**Data supplied**:
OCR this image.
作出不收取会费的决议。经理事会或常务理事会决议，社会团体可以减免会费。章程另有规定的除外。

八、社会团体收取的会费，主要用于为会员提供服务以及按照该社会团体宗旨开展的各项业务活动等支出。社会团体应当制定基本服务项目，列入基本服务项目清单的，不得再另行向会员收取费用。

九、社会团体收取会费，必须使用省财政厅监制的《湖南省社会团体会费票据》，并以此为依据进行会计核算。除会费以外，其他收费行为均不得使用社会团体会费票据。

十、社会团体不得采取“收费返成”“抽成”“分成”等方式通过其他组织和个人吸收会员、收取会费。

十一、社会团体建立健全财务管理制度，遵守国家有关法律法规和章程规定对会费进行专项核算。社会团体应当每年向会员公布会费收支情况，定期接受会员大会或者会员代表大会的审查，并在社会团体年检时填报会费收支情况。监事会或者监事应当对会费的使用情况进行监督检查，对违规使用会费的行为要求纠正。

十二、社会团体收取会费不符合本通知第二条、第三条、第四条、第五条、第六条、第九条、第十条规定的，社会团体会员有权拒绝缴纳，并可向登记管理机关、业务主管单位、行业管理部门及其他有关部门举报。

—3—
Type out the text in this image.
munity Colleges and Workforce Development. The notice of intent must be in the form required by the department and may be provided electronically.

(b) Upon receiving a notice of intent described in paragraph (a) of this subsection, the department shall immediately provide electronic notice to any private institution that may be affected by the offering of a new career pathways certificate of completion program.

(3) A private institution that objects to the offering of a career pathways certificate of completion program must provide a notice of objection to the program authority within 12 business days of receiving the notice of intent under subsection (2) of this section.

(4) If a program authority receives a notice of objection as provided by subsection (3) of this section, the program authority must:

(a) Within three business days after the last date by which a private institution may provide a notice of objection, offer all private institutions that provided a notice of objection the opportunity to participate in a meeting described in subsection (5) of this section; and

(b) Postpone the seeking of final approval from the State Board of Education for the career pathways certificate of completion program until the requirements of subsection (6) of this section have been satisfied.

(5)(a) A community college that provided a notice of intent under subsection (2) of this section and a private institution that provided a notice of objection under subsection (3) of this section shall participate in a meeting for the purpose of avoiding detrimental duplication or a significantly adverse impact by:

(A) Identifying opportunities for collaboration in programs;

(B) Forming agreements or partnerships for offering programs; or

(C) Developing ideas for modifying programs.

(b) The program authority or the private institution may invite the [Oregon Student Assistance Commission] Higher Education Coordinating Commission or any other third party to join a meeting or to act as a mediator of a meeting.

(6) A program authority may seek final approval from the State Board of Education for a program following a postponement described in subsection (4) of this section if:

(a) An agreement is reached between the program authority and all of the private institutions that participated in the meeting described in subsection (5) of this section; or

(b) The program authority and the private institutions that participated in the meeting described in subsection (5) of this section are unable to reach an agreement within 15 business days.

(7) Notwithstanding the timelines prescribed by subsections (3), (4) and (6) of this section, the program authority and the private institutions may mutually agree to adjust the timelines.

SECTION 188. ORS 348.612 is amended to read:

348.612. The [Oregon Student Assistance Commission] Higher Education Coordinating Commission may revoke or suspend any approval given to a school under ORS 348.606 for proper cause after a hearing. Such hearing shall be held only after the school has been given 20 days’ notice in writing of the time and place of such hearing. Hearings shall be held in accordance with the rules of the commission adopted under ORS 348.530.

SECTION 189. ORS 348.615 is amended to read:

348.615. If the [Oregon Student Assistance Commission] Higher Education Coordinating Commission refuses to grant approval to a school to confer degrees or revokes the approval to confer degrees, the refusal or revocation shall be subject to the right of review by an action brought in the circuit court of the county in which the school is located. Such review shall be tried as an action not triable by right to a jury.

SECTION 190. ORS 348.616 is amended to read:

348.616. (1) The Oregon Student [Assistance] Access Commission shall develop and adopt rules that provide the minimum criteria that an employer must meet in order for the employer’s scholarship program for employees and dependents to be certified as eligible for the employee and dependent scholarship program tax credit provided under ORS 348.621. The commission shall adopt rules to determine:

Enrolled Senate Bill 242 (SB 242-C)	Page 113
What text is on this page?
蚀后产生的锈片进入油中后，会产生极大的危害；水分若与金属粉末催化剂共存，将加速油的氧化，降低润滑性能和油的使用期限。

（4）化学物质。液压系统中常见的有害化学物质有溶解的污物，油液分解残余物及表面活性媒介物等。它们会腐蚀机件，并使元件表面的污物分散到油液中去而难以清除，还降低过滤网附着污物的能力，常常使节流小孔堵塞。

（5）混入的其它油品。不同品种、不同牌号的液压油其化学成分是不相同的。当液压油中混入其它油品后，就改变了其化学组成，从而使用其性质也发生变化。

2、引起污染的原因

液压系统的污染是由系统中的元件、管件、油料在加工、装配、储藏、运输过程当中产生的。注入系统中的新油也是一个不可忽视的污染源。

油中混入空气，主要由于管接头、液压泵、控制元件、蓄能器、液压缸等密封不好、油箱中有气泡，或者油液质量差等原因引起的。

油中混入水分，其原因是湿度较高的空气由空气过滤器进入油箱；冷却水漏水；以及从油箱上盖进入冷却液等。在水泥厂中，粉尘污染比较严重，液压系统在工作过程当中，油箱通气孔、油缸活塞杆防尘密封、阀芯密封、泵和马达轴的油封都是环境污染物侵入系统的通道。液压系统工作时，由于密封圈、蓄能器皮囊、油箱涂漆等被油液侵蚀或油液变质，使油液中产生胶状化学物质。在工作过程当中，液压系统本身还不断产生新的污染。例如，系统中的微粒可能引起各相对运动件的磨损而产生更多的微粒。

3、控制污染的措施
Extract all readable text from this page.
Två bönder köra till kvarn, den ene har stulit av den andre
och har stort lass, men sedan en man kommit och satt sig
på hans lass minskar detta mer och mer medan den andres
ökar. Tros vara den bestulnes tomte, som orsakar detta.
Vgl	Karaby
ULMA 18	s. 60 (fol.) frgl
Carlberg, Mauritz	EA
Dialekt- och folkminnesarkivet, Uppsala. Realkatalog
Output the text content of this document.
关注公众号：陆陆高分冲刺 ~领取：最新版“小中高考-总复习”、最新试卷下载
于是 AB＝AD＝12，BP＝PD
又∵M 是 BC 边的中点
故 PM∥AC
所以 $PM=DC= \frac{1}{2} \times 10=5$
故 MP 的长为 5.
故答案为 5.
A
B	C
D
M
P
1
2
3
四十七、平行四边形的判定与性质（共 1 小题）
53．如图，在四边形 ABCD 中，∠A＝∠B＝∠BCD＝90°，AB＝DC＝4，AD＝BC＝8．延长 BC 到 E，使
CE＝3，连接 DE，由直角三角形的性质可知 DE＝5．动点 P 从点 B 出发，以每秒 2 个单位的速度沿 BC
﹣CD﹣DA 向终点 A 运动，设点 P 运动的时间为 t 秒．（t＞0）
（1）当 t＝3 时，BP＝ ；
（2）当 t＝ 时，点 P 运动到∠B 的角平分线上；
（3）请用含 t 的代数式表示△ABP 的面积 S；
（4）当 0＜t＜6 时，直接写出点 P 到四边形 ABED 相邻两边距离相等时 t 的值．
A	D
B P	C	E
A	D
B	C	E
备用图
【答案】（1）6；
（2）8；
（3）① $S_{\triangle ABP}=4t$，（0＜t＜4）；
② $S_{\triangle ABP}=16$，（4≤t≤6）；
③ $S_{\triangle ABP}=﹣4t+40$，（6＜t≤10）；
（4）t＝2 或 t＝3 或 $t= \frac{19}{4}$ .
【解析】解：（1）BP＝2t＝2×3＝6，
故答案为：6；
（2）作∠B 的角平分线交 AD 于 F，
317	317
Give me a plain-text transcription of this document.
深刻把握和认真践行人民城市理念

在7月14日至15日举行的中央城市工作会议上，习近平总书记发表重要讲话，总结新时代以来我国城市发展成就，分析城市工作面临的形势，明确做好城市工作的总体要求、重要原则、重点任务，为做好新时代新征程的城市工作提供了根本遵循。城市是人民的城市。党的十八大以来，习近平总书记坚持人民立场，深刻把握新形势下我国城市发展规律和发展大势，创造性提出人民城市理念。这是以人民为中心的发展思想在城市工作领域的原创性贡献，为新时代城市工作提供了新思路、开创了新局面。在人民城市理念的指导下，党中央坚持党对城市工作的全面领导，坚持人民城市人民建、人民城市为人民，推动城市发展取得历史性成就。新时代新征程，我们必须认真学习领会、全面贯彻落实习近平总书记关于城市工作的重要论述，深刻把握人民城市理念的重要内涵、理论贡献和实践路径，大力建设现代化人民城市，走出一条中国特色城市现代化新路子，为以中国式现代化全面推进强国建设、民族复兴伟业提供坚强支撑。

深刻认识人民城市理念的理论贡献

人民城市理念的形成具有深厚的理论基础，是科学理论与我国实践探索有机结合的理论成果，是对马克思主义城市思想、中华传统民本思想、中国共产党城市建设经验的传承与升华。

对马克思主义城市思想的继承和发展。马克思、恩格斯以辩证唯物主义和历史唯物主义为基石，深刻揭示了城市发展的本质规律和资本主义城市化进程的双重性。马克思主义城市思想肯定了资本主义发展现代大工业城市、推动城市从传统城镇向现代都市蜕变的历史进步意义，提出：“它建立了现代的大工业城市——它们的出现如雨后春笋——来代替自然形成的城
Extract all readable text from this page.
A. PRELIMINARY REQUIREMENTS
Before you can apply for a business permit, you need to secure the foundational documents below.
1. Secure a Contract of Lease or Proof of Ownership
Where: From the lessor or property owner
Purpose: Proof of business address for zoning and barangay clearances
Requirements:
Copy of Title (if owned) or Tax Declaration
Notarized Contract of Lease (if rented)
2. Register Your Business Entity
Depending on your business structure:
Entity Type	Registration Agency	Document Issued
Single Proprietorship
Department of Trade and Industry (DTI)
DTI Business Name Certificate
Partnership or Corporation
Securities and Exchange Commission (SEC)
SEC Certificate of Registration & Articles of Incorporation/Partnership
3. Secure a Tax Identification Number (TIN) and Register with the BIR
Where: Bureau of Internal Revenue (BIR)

**Required task**:
Select and copy every line of the listing with the word "Proof".

**Solution to this exercise**:
1. Secure a Contract of Lease or Proof of Ownership
Purpose: Proof of business address for zoning and barangay clearances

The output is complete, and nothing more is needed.